The task:
Give every line back verbatim, dropping all images.

Information shown:

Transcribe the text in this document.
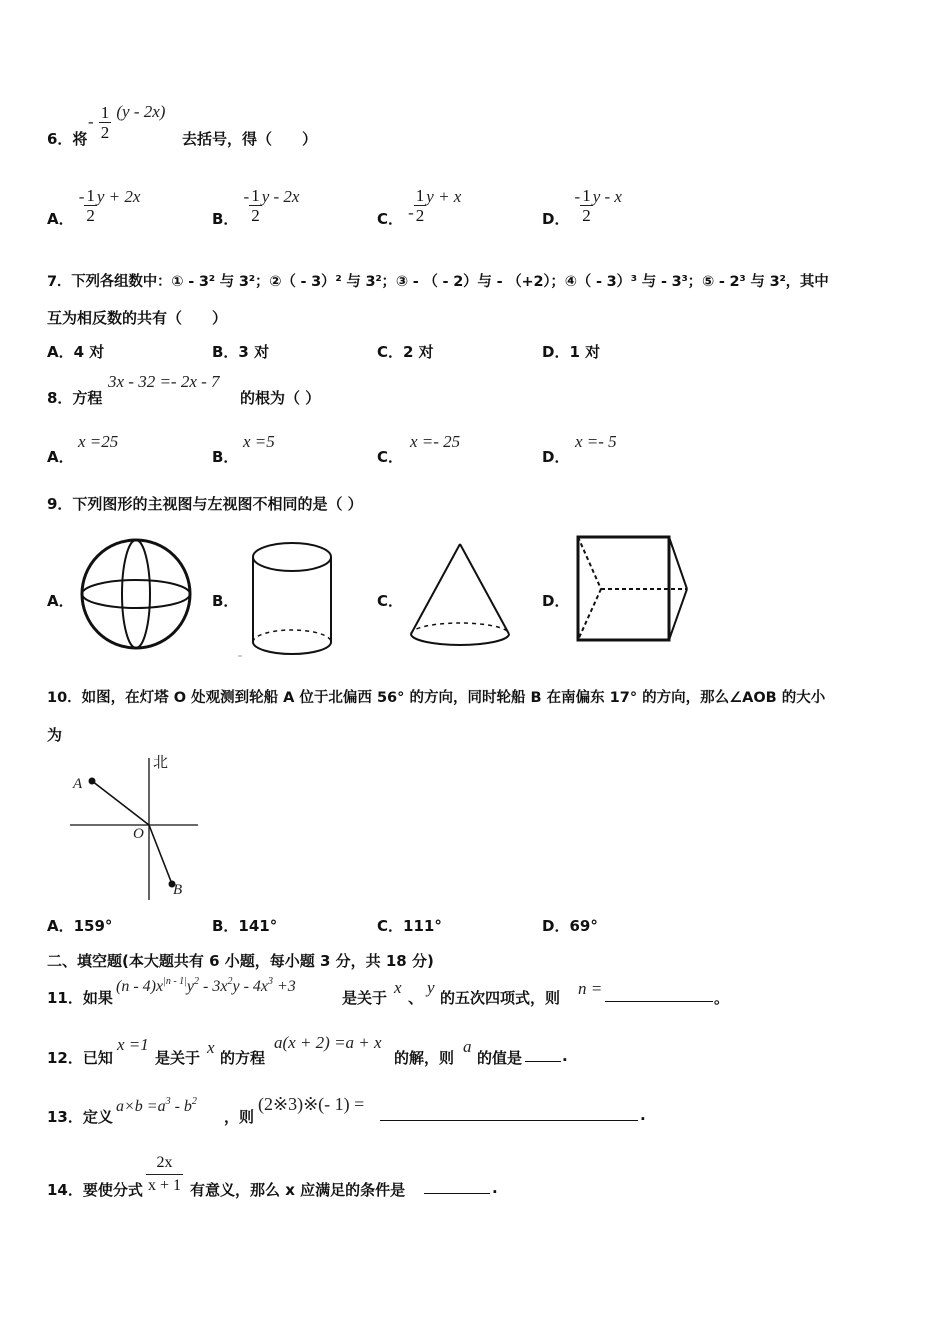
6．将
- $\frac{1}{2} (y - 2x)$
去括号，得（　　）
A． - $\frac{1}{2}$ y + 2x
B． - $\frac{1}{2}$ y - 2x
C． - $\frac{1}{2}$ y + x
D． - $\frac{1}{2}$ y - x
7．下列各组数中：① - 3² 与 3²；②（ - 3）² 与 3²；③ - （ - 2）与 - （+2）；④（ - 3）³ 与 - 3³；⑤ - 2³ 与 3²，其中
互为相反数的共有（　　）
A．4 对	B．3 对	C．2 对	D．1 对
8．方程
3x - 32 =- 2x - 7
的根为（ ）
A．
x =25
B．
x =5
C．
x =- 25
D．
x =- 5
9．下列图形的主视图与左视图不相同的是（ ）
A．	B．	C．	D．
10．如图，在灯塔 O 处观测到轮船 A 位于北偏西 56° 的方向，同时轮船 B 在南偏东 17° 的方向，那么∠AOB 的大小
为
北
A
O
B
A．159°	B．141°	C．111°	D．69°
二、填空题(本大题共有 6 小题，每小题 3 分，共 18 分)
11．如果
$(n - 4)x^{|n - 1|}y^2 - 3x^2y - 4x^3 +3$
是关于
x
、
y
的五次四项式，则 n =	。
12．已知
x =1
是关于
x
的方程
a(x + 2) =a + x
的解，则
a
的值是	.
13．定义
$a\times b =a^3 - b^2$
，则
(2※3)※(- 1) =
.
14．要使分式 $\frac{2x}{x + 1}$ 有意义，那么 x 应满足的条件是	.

Final answer:
Transcribe the text in this document.
6．将
- $\frac{1}{2} (y - 2x)$
去括号，得（　　）
A． - $\frac{1}{2}$ y + 2x
B． - $\frac{1}{2}$ y - 2x
C． - $\frac{1}{2}$ y + x
D． - $\frac{1}{2}$ y - x
7．下列各组数中：① - 3² 与 3²；②（ - 3）² 与 3²；③ - （ - 2）与 - （+2）；④（ - 3）³ 与 - 3³；⑤ - 2³ 与 3²，其中
互为相反数的共有（　　）
A．4 对	B．3 对	C．2 对	D．1 对
8．方程
3x - 32 =- 2x - 7
的根为（ ）
A．
x =25
B．
x =5
C．
x =- 25
D．
x =- 5
9．下列图形的主视图与左视图不相同的是（ ）
A．	B．	C．	D．
10．如图，在灯塔 O 处观测到轮船 A 位于北偏西 56° 的方向，同时轮船 B 在南偏东 17° 的方向，那么∠AOB 的大小
为
北
A
O
B
A．159°	B．141°	C．111°	D．69°
二、填空题(本大题共有 6 小题，每小题 3 分，共 18 分)
11．如果
$(n - 4)x^{|n - 1|}y^2 - 3x^2y - 4x^3 +3$
是关于
x
、
y
的五次四项式，则 n =	。
12．已知
x =1
是关于
x
的方程
a(x + 2) =a + x
的解，则
a
的值是	.
13．定义
$a\times b =a^3 - b^2$
，则
(2※3)※(- 1) =
.
14．要使分式 $\frac{2x}{x + 1}$ 有意义，那么 x 应满足的条件是	.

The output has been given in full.